____ Data for the task

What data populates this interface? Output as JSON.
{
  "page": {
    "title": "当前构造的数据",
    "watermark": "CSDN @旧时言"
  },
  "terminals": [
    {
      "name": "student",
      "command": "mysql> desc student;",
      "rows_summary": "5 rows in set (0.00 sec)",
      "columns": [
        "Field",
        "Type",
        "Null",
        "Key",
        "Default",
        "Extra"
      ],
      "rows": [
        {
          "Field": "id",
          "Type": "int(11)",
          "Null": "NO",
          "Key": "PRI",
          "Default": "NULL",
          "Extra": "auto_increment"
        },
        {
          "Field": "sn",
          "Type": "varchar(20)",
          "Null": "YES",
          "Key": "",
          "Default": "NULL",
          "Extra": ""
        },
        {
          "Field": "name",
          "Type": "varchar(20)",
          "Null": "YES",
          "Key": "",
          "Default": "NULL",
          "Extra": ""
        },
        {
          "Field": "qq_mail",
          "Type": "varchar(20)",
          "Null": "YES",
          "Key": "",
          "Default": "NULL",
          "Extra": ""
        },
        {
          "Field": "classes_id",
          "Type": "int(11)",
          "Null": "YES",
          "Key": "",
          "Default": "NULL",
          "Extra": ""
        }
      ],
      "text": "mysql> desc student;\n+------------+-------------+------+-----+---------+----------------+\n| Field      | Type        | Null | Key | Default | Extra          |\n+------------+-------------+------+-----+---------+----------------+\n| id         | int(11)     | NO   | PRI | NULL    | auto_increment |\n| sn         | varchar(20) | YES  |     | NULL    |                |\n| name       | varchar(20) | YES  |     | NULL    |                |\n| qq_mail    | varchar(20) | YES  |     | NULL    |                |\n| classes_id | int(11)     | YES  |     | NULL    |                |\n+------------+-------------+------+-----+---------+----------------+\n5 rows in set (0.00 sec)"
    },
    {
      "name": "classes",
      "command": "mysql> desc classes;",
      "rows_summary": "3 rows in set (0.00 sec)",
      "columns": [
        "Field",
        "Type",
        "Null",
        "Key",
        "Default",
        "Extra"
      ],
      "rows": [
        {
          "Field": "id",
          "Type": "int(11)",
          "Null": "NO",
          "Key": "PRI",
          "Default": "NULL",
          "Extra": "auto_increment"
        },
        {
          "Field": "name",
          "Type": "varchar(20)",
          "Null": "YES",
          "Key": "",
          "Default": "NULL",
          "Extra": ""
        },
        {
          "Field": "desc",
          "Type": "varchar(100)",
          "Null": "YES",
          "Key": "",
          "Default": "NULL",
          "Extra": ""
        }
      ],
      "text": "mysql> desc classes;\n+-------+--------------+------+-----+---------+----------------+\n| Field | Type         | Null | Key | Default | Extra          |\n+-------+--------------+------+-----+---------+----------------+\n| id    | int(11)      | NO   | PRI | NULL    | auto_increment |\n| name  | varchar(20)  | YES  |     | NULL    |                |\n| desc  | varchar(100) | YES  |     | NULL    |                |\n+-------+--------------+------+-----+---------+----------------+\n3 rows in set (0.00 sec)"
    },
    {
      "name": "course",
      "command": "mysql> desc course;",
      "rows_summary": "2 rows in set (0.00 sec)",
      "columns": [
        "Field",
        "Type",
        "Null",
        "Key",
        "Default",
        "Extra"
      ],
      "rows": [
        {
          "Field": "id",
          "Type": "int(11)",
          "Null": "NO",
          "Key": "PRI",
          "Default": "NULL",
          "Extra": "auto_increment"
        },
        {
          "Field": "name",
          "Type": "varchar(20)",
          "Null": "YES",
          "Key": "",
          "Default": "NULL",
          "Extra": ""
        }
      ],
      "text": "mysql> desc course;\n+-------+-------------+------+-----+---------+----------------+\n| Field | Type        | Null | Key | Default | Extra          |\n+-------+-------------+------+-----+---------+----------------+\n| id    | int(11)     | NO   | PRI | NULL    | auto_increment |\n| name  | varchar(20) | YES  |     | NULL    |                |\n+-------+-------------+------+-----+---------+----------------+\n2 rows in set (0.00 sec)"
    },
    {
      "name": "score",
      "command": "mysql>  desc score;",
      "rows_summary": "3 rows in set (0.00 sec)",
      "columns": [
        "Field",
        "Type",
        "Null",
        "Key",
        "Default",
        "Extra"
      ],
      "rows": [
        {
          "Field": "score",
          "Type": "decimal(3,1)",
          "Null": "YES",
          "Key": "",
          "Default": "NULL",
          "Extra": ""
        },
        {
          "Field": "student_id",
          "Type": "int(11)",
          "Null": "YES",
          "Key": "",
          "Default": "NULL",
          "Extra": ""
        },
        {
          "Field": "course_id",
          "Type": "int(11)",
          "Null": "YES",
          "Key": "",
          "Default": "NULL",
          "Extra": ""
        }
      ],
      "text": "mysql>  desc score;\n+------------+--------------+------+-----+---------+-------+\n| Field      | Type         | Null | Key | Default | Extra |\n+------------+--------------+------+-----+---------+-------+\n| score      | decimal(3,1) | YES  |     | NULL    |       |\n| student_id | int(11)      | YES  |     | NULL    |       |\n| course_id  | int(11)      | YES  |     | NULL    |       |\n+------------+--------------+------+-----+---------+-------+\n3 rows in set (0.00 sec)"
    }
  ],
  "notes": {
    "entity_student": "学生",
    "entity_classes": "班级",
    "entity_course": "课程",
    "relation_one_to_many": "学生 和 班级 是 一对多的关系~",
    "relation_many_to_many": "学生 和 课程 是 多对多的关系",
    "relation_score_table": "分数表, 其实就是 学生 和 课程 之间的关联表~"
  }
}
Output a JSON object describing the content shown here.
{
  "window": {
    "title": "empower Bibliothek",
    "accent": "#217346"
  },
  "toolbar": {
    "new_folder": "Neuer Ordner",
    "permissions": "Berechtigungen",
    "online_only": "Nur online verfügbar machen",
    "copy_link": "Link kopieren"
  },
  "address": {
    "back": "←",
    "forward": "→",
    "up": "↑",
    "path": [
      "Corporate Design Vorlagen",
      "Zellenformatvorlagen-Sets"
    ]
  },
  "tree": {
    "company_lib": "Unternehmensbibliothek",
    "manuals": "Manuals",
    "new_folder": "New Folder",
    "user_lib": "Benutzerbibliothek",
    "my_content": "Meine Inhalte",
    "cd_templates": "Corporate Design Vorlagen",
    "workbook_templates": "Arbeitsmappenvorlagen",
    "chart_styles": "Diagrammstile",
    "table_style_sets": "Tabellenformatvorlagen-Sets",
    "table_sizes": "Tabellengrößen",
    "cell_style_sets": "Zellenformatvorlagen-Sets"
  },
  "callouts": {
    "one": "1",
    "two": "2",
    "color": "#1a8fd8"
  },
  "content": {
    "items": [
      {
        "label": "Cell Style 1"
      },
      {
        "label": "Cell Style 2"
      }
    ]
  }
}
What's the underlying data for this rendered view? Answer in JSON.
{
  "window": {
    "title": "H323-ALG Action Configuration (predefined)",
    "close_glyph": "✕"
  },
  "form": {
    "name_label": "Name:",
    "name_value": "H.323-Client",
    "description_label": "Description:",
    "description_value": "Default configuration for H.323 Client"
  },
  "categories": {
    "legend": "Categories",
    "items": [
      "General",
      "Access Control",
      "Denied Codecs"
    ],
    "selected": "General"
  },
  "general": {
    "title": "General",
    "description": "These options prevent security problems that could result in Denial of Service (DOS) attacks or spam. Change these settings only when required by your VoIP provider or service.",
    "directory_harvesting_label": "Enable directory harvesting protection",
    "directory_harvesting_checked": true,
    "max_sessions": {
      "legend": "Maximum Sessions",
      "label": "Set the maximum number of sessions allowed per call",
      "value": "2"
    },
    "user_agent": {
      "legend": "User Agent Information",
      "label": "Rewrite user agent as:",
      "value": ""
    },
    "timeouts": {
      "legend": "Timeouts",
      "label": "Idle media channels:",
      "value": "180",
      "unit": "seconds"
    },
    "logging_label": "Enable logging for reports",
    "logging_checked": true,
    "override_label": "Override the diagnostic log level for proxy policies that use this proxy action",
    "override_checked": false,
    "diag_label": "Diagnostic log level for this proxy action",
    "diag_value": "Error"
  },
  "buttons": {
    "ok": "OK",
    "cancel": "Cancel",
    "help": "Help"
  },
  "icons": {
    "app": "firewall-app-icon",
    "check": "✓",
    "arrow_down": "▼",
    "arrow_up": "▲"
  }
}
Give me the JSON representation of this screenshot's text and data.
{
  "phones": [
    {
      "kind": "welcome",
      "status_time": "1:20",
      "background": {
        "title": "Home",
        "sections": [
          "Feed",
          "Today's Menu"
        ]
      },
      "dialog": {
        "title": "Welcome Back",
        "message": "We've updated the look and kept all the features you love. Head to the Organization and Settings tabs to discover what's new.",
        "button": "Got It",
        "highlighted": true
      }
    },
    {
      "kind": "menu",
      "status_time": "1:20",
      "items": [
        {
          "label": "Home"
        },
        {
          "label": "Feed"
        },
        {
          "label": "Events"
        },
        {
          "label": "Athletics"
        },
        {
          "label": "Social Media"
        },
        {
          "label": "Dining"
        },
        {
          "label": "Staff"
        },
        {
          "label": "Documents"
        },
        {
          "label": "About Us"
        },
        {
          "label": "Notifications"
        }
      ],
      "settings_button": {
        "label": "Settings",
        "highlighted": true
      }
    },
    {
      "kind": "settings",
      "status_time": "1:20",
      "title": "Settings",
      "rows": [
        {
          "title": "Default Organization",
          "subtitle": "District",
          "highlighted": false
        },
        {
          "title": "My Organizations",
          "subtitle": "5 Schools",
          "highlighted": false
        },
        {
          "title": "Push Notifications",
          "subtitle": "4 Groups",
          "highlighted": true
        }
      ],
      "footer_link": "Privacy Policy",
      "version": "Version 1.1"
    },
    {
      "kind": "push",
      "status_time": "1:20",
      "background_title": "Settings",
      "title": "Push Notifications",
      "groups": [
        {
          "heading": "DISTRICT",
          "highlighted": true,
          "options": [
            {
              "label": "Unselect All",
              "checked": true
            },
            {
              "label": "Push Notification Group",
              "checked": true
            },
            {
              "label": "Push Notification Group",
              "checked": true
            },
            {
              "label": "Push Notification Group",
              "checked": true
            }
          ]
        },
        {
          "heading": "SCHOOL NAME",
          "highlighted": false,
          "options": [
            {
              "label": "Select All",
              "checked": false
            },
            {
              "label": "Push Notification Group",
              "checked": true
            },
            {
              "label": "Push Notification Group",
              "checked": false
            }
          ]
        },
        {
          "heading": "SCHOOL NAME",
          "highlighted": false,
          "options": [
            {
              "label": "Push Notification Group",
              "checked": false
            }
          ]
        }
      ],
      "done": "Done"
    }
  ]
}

________

→ **Problem details**:
Read through the lines above and collect those that contain the string "Zellenformatvorlagen".

→ **Final result**:
      "Zellenformatvorlagen-Sets"
    "cell_style_sets": "Zellenformatvorlagen-Sets"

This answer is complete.